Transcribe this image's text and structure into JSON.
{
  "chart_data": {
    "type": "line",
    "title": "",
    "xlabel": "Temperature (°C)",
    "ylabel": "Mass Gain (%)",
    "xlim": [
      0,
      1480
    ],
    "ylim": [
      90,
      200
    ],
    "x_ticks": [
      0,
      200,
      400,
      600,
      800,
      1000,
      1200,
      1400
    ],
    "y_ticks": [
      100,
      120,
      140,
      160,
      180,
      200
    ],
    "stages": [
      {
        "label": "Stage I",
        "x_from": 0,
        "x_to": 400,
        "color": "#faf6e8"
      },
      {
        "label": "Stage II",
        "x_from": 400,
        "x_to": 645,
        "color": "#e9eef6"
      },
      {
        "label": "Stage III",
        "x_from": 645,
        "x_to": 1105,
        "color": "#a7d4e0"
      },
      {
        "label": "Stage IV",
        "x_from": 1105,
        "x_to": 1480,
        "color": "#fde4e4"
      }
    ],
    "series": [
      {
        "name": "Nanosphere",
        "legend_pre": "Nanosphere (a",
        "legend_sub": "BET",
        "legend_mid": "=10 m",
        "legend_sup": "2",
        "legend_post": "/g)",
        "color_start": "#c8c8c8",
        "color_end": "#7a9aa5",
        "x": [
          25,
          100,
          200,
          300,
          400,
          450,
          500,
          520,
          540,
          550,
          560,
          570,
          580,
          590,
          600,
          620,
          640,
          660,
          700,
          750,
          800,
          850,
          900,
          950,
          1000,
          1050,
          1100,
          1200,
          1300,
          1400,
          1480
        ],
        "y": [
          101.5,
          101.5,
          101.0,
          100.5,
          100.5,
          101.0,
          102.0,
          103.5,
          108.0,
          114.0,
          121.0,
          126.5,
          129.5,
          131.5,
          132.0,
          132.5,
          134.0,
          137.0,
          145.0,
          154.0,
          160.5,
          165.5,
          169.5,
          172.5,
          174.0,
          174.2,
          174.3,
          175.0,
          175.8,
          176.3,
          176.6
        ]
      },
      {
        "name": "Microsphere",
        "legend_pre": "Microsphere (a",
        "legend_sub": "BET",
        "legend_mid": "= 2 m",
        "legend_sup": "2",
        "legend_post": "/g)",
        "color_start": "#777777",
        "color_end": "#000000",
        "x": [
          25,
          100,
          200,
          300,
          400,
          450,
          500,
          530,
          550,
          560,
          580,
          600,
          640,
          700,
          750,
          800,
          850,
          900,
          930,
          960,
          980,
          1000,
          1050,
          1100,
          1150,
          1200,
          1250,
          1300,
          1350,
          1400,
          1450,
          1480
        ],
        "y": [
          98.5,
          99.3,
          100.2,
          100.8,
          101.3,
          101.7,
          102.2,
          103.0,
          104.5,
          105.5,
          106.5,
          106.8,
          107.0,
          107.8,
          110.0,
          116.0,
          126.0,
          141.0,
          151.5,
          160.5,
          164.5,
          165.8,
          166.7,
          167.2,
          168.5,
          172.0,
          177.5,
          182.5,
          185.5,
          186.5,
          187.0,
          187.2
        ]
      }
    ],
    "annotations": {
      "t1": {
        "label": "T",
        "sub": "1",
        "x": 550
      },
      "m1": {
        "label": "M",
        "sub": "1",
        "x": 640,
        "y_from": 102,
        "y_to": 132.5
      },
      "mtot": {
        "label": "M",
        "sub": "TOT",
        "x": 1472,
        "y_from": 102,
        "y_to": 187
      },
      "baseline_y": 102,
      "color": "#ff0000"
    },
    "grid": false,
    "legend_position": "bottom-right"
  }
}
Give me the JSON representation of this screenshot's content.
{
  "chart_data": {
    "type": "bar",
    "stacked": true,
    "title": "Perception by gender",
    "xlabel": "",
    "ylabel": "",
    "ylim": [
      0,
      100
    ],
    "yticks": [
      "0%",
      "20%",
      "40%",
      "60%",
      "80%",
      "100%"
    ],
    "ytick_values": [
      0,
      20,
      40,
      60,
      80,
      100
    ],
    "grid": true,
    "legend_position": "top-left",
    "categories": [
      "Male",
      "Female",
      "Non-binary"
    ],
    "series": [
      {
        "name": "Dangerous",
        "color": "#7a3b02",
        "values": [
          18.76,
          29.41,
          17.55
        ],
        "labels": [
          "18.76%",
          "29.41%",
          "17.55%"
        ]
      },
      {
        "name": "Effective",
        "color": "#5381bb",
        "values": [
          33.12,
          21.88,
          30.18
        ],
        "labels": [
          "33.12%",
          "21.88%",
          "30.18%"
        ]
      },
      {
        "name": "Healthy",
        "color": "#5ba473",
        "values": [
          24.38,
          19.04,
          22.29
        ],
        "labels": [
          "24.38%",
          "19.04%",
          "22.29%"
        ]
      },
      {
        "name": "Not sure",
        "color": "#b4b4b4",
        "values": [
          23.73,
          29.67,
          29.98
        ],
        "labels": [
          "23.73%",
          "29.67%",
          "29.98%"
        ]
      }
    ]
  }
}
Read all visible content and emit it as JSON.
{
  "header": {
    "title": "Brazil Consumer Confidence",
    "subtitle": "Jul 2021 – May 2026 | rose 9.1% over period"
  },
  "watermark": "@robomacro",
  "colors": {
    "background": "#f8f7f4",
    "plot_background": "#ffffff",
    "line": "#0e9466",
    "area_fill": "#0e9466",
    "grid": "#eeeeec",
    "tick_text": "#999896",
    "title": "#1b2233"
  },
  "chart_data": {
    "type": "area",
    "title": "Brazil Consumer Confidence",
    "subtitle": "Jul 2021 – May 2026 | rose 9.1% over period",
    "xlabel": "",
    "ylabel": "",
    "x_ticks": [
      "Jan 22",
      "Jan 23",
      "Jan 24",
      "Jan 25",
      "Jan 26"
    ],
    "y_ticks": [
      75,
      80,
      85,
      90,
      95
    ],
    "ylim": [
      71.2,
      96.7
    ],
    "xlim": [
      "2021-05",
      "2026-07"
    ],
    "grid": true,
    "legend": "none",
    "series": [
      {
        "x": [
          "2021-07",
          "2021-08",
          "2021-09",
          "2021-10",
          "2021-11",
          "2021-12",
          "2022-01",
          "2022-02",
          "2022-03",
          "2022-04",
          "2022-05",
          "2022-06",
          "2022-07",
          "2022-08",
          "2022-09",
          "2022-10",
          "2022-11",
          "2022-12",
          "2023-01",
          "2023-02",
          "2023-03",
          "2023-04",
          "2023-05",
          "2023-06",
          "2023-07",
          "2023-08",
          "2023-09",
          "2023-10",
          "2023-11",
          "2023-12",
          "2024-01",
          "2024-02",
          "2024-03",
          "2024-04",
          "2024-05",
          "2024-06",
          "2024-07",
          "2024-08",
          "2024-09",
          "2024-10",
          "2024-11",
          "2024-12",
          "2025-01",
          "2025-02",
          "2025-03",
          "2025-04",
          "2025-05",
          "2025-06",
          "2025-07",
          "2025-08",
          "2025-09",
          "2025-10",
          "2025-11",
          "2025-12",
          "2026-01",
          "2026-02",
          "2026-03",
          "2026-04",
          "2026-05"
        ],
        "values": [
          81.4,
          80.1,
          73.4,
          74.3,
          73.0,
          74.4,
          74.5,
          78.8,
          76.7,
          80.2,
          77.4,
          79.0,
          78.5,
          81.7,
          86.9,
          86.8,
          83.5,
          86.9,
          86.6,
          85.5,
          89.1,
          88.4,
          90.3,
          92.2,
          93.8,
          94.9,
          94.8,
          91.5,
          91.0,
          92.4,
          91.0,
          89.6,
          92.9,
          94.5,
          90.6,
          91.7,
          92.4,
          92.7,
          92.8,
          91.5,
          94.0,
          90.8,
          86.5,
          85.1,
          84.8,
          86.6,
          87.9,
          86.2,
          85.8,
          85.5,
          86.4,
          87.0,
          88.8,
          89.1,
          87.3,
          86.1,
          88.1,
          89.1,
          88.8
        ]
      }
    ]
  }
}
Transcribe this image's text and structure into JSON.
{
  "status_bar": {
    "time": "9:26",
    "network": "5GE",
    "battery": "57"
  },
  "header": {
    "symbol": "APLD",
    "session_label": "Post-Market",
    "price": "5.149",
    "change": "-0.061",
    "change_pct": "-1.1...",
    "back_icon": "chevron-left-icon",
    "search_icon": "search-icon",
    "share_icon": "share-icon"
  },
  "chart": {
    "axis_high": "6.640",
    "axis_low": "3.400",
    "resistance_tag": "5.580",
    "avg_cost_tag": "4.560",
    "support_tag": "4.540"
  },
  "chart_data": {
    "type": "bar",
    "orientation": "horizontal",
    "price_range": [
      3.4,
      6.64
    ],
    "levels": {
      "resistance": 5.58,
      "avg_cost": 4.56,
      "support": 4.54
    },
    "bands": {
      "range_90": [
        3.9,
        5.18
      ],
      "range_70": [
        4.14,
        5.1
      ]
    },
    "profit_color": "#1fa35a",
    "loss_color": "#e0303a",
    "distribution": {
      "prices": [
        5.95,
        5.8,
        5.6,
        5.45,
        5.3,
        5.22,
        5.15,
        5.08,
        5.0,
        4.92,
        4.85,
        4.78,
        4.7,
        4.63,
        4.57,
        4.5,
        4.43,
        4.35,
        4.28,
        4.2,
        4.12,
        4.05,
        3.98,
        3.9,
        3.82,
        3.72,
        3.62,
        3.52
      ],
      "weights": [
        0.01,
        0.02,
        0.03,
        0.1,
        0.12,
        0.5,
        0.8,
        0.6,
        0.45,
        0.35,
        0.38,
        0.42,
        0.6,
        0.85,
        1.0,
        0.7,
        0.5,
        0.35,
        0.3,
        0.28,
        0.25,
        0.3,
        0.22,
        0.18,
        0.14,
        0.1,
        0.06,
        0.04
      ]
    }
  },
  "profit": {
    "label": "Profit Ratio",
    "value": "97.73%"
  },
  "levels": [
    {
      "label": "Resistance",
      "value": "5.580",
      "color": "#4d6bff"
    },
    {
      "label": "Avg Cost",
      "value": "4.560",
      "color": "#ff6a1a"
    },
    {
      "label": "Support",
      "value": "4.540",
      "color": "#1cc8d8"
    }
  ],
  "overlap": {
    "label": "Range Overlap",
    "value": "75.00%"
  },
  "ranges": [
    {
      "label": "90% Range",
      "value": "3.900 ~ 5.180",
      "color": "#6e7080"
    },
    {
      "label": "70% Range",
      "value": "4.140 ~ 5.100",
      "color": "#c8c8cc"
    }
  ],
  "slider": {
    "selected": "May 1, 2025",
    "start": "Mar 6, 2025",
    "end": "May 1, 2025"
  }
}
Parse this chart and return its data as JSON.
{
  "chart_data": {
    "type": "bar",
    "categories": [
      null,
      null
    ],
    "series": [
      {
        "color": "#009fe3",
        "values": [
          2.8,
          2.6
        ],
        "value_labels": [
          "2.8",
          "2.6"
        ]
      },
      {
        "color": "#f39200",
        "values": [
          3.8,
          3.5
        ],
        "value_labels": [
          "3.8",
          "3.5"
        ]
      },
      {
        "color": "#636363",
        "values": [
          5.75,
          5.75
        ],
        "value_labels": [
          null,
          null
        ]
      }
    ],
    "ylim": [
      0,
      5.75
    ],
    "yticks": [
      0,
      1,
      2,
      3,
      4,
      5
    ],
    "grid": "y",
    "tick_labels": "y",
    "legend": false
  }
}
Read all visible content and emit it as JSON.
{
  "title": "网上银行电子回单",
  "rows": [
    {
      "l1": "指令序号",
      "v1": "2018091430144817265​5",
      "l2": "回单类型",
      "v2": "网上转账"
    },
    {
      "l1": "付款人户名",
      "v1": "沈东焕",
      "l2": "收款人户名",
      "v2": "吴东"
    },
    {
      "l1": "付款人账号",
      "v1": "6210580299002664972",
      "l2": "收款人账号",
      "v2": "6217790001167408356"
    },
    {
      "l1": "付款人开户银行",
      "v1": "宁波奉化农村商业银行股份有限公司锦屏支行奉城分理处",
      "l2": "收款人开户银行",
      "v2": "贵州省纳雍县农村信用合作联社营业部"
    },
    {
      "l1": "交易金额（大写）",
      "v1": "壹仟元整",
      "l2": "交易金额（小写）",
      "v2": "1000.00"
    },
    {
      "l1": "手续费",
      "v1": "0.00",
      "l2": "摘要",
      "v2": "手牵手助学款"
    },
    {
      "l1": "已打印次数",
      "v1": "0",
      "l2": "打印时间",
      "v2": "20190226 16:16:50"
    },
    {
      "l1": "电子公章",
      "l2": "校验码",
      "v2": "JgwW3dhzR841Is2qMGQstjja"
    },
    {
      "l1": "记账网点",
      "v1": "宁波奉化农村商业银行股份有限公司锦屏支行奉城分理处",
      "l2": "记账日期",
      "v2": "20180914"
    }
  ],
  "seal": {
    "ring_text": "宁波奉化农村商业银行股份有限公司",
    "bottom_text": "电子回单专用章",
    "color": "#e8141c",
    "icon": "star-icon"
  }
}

__________

OBJECTIVE: Collect the complete line wherever the string "name" appears in the records.

ANSWER BELOW:
        "name": "Nanosphere",
        "name": "Microsphere",
        "name": "Dangerous",
        "name": "Effective",
        "name": "Healthy",
        "name": "Not sure",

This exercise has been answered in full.